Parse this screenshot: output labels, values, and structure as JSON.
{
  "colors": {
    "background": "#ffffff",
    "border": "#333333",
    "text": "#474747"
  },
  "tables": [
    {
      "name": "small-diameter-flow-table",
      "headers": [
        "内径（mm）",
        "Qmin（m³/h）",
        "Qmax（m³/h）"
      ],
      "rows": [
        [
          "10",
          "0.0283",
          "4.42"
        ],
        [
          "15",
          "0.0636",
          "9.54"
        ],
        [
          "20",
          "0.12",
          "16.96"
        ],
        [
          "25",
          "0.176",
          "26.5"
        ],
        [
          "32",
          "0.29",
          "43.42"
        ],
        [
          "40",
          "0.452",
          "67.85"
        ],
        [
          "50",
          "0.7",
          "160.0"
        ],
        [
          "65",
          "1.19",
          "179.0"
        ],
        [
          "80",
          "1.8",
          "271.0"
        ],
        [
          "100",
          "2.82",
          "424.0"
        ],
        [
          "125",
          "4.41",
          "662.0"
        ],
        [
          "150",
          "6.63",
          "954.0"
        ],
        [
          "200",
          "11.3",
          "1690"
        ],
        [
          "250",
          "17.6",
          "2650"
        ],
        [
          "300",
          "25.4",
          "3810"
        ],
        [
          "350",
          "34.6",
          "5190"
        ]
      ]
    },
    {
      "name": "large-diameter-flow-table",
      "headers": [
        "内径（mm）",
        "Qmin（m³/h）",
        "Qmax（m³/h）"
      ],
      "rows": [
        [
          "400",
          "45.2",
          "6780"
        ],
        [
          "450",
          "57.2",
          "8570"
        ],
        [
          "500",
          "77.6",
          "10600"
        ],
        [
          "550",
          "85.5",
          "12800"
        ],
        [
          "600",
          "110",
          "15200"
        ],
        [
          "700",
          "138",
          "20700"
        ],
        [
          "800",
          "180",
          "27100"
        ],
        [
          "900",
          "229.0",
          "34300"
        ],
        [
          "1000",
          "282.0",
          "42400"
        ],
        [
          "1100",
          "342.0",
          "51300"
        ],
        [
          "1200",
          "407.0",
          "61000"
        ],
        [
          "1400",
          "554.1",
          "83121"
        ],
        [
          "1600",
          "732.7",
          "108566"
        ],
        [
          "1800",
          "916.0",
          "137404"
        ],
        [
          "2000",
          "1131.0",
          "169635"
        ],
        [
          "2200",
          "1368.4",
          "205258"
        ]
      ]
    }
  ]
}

======

§ Problem details
Write out every line of the records exactly.

§ Written response
Parse this screenshot: output labels, values, and structure as JSON.
{
  "colors": {
    "background": "#ffffff",
    "border": "#333333",
    "text": "#474747"
  },
  "tables": [
    {
      "name": "small-diameter-flow-table",
      "headers": [
        "内径（mm）",
        "Qmin（m³/h）",
        "Qmax（m³/h）"
      ],
      "rows": [
        [
          "10",
          "0.0283",
          "4.42"
        ],
        [
          "15",
          "0.0636",
          "9.54"
        ],
        [
          "20",
          "0.12",
          "16.96"
        ],
        [
          "25",
          "0.176",
          "26.5"
        ],
        [
          "32",
          "0.29",
          "43.42"
        ],
        [
          "40",
          "0.452",
          "67.85"
        ],
        [
          "50",
          "0.7",
          "160.0"
        ],
        [
          "65",
          "1.19",
          "179.0"
        ],
        [
          "80",
          "1.8",
          "271.0"
        ],
        [
          "100",
          "2.82",
          "424.0"
        ],
        [
          "125",
          "4.41",
          "662.0"
        ],
        [
          "150",
          "6.63",
          "954.0"
        ],
        [
          "200",
          "11.3",
          "1690"
        ],
        [
          "250",
          "17.6",
          "2650"
        ],
        [
          "300",
          "25.4",
          "3810"
        ],
        [
          "350",
          "34.6",
          "5190"
        ]
      ]
    },
    {
      "name": "large-diameter-flow-table",
      "headers": [
        "内径（mm）",
        "Qmin（m³/h）",
        "Qmax（m³/h）"
      ],
      "rows": [
        [
          "400",
          "45.2",
          "6780"
        ],
        [
          "450",
          "57.2",
          "8570"
        ],
        [
          "500",
          "77.6",
          "10600"
        ],
        [
          "550",
          "85.5",
          "12800"
        ],
        [
          "600",
          "110",
          "15200"
        ],
        [
          "700",
          "138",
          "20700"
        ],
        [
          "800",
          "180",
          "27100"
        ],
        [
          "900",
          "229.0",
          "34300"
        ],
        [
          "1000",
          "282.0",
          "42400"
        ],
        [
          "1100",
          "342.0",
          "51300"
        ],
        [
          "1200",
          "407.0",
          "61000"
        ],
        [
          "1400",
          "554.1",
          "83121"
        ],
        [
          "1600",
          "732.7",
          "108566"
        ],
        [
          "1800",
          "916.0",
          "137404"
        ],
        [
          "2000",
          "1131.0",
          "169635"
        ],
        [
          "2200",
          "1368.4",
          "205258"
        ]
      ]
    }
  ]
}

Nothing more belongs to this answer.